◆ **TEXTO MOSTRADO**

Mientras el pastor bailaba los negocios agonizaban

Por Ramón Peralta

En aquel fatídico domingo, mientras el pastor bailaba un merengue con un frenesí desconcertante en medio de la Avenida, como si el mismo leviatán lo guiara en sus movimientos erráticos, los comerciantes de esa célebre arteria comercial se sumían en la desdicha. La desolación invadía sus corazones, pues sus establecimientos, antes bulliciosos y llenos de vida, yacían vacíos, carentes de la usual clientela de clase media que, con sus familias y vehículos, acudía en busca de consuelo y alimento. Aquella jornada era tan sombría como la neblina que se levantaba en el horizonte, un vacío que se extendía no solo por la calle, sino por el alma misma de los habitantes que allí residían.

Mi amiga, en su tono grave y sereno, me relató el destino de un conocido restaurante asiático, donde, mientras la calle se mantenía unívocamente peatonal, no acudió ni un solo cliente. Y, en su infortunio, las camareras, aquellas pobres almas que a diario dependían de las migajas de la generosidad ajena, se retiraron al caer la noche sin un solo peso en sus manos. Una de ellas, cuya esperanza se había desvanecido como un sueño efímero, caminó varios kilómetros a pie dentro del municipio más peligroso del país, recorriendo un sendero sombrío y solitario antes de llegar a su hogar una bala perdida se introdujo en su pecho dejando sus tres vástagos huérfano . Había depositado en la propina de ese día su única esperanza: la de pagar el pasaje y dejar algo para la mísera comida del día siguiente. Pero al no llegar ni un alma a la puerta de su restaurante, sus planes, como castillos de arena, se desmoronaron ante la cruel marea del destino.

◆ **FILAS**

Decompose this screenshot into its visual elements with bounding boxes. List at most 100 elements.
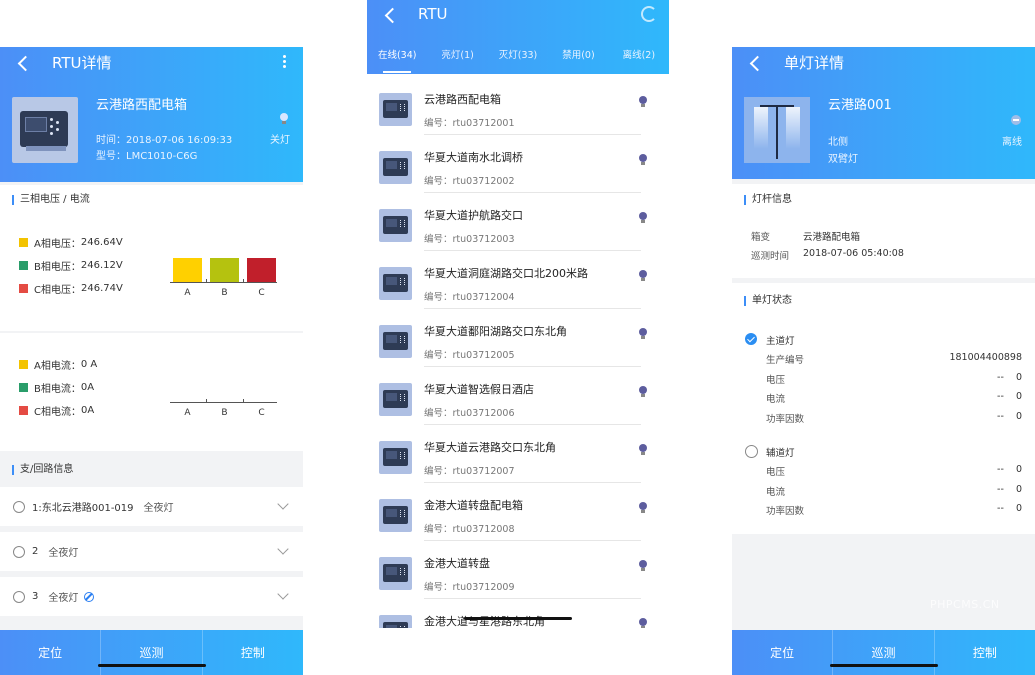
rtu-code: 编号：rtu03712006 <box>424 408 515 419</box>
list-item[interactable]: 华夏大道鄱阳湖路交口东北角 编号：rtu03712005 <box>367 309 669 367</box>
branch-label: 3 <box>32 591 39 602</box>
rtu-model: 型号：LMC1010-C6G <box>96 151 198 162</box>
tab-online[interactable]: 在线(34) <box>367 46 427 68</box>
back-icon[interactable] <box>14 51 34 75</box>
branch-label: 2 <box>32 546 39 557</box>
top-bar: RTU详情 <box>0 47 303 79</box>
bulb-icon <box>638 618 648 628</box>
bar-c <box>247 258 276 282</box>
branch-mode: 全夜灯 <box>143 503 174 514</box>
list-item[interactable]: 华夏大道护航路交口 编号：rtu03712003 <box>367 193 669 251</box>
more-icon[interactable] <box>283 55 287 71</box>
rtu-list: 云港路西配电箱 编号：rtu03712001 华夏大道南水北调桥 编号：rtu0371… <box>367 77 669 628</box>
voltage-c: C相电压： 246.74V <box>19 281 123 296</box>
section-title-pole: 灯杆信息 <box>744 195 792 205</box>
kv-key: 巡测时间 <box>751 251 790 262</box>
page-title: RTU详情 <box>52 54 112 72</box>
main-lamp-label: 主道灯 <box>766 336 795 347</box>
control-button[interactable]: 控制 <box>935 630 1035 675</box>
radio-icon[interactable] <box>13 545 25 558</box>
rtu-name: 云港路西配电箱 <box>96 98 188 113</box>
list-item[interactable]: 华夏大道洞庭湖路交口北200米路 编号：rtu03712004 <box>367 251 669 309</box>
page-title: RTU <box>418 5 448 23</box>
bulb-icon <box>638 96 648 108</box>
radio-icon[interactable] <box>745 445 758 458</box>
kv-key: 电压 <box>766 374 786 386</box>
list-item[interactable]: 云港路西配电箱 编号：rtu03712001 <box>367 77 669 135</box>
top-bar: 单灯详情 <box>732 47 1035 79</box>
current-b: B相电流： 0A <box>19 380 94 395</box>
chevron-down-icon[interactable] <box>277 498 289 510</box>
patrol-button[interactable]: 巡测 <box>101 630 203 675</box>
list-item[interactable]: 华夏大道南水北调桥 编号：rtu03712002 <box>367 135 669 193</box>
list-item[interactable]: 华夏大道云港路交口东北角 编号：rtu03712007 <box>367 425 669 483</box>
locate-button[interactable]: 定位 <box>0 630 102 675</box>
refresh-icon[interactable] <box>641 6 657 22</box>
cabinet-icon <box>379 383 412 416</box>
tab-disabled[interactable]: 禁用(0) <box>548 46 608 68</box>
lamp-status: 关灯 <box>270 135 290 146</box>
home-indicator[interactable] <box>830 664 938 667</box>
kv-key: 电流 <box>766 394 786 405</box>
rtu-code: 编号：rtu03712005 <box>424 350 515 361</box>
control-button[interactable]: 控制 <box>203 630 303 675</box>
kv-value: -- 0 <box>997 371 1022 383</box>
chevron-down-icon[interactable] <box>277 543 289 555</box>
list-item[interactable]: 华夏大道智选假日酒店 编号：rtu03712006 <box>367 367 669 425</box>
rtu-name: 华夏大道云港路交口东北角 <box>424 441 556 454</box>
back-icon[interactable] <box>746 51 766 75</box>
rtu-list-screen: RTU 在线(34) 亮灯(1) 灭灯(33) 禁用(0) 离线(2) 云港路西… <box>367 0 669 628</box>
branch-label: 1:东北云港路001-019 <box>32 503 134 514</box>
rtu-name: 金港大道转盘 <box>424 557 490 570</box>
home-indicator[interactable] <box>464 617 572 620</box>
section-title-lamp-state: 单灯状态 <box>744 296 792 306</box>
tab-offline[interactable]: 离线(2) <box>609 46 669 68</box>
kv-key: 功率因数 <box>766 506 805 517</box>
kv-key: 电流 <box>766 486 786 498</box>
tab-off[interactable]: 灭灯(33) <box>488 46 548 68</box>
branch-item[interactable]: 2 全夜灯 <box>0 532 303 571</box>
back-icon[interactable] <box>381 3 401 27</box>
locate-button[interactable]: 定位 <box>732 630 834 675</box>
cabinet-icon <box>379 209 412 242</box>
bar-b <box>210 258 239 282</box>
bulb-icon <box>638 560 648 572</box>
chevron-down-icon[interactable] <box>277 588 289 600</box>
list-item[interactable]: 金港大道转盘 编号：rtu03712009 <box>367 541 669 599</box>
list-item[interactable]: 金港大道转盘配电箱 编号：rtu03712008 <box>367 483 669 541</box>
list-item[interactable]: 金港大道与星港路东北角 <box>367 599 669 628</box>
rtu-detail-screen: RTU详情 云港路西配电箱 时间：2018-07-06 16:09:33 型号：… <box>0 47 303 675</box>
tick-label: C <box>258 408 265 418</box>
rtu-code: 编号：rtu03712003 <box>424 234 515 245</box>
home-indicator[interactable] <box>98 664 206 667</box>
top-bar: RTU 在线(34) 亮灯(1) 灭灯(33) 禁用(0) 离线(2) <box>367 0 669 74</box>
rtu-name: 华夏大道南水北调桥 <box>424 151 523 164</box>
status-tabs: 在线(34) 亮灯(1) 灭灯(33) 禁用(0) 离线(2) <box>367 46 669 68</box>
tab-indicator <box>383 71 411 73</box>
axis-tick <box>206 399 207 403</box>
disabled-icon <box>84 591 95 602</box>
kv-key: 箱变 <box>751 232 771 243</box>
tick-label: A <box>184 408 191 418</box>
rtu-name: 金港大道转盘配电箱 <box>424 499 523 512</box>
branch-mode: 全夜灯 <box>48 593 79 604</box>
cabinet-icon <box>379 151 412 184</box>
patrol-button[interactable]: 巡测 <box>833 630 935 675</box>
branch-item[interactable]: 3 全夜灯 <box>0 577 303 616</box>
branch-item[interactable]: 1:东北云港路001-019 全夜灯 <box>0 487 303 526</box>
lamp-detail-screen: 单灯详情 云港路001 北侧 双臂灯 离线 灯杆信息 箱变 云港路配电箱 巡测时… <box>732 47 1035 675</box>
lamp-name: 云港路001 <box>828 98 892 113</box>
bulb-icon <box>638 502 648 514</box>
lamp-type: 双臂灯 <box>828 154 858 165</box>
section-title-three-phase: 三相电压 / 电流 <box>12 195 90 205</box>
current-a: A相电流： 0 A <box>19 357 97 372</box>
checked-icon[interactable] <box>745 333 757 345</box>
aux-lamp-label: 辅道灯 <box>766 448 795 459</box>
rtu-code: 编号：rtu03712007 <box>424 466 515 477</box>
cabinet-icon <box>379 441 412 474</box>
legend-swatch-b <box>19 261 28 270</box>
tab-lit[interactable]: 亮灯(1) <box>427 46 487 68</box>
radio-icon[interactable] <box>13 500 25 513</box>
legend-swatch-c <box>19 284 28 293</box>
radio-icon[interactable] <box>13 590 25 603</box>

◆ **INSTRUCCIÓN ESCRITA**
Reescribe como lista el párrafo del texto mostrado que comienza con «En aquel fatídico domingo» y conserva sus datos principales.

◆ **SOLUCIÓN PROPUESTA**
- Un domingo, el pastor bailaba un merengue con frenesí en medio de la Avenida.
- Al mismo tiempo, los comerciantes de esa arteria comercial estaban desolados.
- Sus establecimientos, normalmente bulliciosos, estaban vacíos.
- Faltaba la clientela habitual de clase media, que solía acudir con sus familias y vehículos.
- La jornada fue sombría, y el vacío se extendió por la calle y por el ánimo de sus habitantes.